GIVEN RECORDS:
_ _ _ _ _ _ _

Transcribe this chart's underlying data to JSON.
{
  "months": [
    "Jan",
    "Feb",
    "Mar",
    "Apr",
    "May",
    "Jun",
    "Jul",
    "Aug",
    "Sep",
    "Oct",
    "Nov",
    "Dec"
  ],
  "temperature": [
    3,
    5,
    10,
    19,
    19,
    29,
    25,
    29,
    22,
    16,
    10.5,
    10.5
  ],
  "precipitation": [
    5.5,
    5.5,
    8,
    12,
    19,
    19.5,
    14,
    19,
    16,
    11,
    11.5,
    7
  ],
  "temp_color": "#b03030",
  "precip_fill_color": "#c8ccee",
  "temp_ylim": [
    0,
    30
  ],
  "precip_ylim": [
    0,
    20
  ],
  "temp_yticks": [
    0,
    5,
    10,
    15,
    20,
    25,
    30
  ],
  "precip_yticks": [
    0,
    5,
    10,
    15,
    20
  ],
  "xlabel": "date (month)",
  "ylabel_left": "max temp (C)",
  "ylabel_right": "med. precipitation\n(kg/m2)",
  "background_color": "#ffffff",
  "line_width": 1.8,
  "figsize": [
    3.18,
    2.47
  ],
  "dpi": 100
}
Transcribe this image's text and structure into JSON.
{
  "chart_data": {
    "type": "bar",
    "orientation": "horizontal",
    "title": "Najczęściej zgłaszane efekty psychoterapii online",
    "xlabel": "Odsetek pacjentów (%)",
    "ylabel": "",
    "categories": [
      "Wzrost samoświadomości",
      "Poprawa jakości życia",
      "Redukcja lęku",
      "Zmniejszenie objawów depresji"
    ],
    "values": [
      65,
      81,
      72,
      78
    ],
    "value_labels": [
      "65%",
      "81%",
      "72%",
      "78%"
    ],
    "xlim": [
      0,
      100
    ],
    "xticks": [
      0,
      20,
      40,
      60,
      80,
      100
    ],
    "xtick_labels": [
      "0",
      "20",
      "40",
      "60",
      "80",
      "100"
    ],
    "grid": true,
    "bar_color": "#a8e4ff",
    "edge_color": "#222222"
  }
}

_ _ _ _ _ _ _

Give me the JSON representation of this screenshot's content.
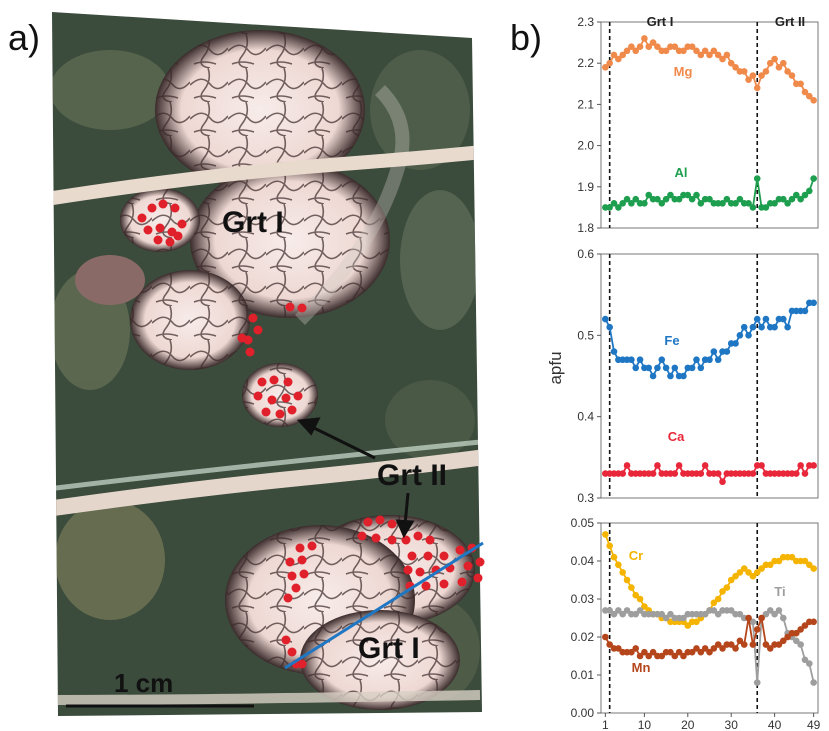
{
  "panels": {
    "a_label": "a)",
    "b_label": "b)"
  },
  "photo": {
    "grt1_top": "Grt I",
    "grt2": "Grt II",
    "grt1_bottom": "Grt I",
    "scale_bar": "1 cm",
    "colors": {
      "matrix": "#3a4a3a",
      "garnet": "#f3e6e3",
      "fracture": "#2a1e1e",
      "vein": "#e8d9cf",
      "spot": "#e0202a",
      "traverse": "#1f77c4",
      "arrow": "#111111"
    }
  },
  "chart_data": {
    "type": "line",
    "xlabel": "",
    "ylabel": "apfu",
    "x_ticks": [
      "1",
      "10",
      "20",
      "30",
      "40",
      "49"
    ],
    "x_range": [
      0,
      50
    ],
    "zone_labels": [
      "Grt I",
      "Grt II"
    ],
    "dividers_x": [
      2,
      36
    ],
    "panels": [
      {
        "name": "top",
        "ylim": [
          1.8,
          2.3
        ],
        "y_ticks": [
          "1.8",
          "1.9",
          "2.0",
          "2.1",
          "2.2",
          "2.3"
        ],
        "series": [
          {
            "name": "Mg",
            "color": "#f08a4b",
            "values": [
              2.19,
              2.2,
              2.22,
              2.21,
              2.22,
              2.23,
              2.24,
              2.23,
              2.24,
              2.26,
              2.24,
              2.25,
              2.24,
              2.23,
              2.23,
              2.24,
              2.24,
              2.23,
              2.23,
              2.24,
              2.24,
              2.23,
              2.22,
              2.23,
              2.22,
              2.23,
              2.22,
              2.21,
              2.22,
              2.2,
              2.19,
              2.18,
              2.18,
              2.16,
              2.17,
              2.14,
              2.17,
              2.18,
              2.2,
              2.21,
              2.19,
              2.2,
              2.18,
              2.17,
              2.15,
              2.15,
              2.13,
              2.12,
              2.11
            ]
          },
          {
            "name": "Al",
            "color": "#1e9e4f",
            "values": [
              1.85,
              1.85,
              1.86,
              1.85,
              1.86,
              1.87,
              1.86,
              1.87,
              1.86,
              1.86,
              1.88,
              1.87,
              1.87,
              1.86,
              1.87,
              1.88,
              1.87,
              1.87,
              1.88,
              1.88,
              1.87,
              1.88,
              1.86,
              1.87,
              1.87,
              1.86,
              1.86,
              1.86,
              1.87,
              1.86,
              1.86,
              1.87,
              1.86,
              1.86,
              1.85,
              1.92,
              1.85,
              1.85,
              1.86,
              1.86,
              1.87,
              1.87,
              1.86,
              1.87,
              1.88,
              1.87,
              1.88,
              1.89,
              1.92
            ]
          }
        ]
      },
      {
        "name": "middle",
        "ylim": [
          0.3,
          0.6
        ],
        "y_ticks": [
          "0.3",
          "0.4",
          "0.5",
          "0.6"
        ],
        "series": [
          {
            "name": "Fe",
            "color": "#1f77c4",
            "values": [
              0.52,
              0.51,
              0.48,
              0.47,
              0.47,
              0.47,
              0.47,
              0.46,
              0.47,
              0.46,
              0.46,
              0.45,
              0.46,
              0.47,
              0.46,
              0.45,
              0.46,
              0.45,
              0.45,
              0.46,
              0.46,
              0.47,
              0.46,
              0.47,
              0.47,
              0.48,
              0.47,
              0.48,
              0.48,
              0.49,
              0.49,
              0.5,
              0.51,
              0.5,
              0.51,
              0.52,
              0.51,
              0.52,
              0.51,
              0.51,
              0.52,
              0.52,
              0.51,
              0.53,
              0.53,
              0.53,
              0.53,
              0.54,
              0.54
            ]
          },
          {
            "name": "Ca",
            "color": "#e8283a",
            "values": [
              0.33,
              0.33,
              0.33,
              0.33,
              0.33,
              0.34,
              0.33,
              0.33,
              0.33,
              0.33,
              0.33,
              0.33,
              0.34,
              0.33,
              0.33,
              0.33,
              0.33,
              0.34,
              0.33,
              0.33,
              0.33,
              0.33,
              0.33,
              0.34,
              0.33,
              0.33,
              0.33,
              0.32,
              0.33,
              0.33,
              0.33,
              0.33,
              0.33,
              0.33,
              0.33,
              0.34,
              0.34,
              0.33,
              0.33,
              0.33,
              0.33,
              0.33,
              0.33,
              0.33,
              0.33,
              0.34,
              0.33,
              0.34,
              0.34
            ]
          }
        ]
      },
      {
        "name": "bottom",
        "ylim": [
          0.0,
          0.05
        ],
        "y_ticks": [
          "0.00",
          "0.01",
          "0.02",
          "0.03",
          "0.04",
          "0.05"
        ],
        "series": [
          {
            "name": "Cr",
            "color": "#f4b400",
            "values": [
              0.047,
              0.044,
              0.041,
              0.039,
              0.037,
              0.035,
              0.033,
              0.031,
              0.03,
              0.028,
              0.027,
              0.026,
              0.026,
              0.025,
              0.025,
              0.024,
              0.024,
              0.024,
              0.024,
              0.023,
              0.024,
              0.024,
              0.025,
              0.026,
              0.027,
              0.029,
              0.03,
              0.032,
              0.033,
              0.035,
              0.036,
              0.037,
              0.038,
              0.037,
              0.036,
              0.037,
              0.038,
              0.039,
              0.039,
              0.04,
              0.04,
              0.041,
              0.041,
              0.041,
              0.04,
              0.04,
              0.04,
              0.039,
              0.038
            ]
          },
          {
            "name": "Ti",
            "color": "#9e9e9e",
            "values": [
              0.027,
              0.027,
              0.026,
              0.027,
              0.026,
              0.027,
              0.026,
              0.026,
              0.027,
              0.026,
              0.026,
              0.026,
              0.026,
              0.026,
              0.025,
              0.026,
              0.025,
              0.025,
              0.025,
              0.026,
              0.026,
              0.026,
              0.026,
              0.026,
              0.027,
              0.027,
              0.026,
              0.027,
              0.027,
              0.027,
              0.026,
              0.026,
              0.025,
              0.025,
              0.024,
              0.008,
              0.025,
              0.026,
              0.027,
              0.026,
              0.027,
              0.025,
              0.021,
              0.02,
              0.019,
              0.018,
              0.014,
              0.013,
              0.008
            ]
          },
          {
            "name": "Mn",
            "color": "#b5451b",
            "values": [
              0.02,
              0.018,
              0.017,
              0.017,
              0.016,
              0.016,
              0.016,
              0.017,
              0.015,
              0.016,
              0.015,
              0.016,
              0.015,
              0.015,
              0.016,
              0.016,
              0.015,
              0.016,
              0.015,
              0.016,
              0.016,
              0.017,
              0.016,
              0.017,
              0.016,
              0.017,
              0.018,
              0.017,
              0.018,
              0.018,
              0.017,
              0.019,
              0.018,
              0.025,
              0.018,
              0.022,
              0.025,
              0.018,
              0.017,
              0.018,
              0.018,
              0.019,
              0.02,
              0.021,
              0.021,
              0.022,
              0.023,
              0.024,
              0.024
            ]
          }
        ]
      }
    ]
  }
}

_ _ _ _ _ _ _

SHORT PROBLEM:
Return each full line of the entries that contains the word "precipitation".

COMPLETE ANSWER:
  "precipitation": [
  "ylabel_right": "med. precipitation\n(kg/m2)",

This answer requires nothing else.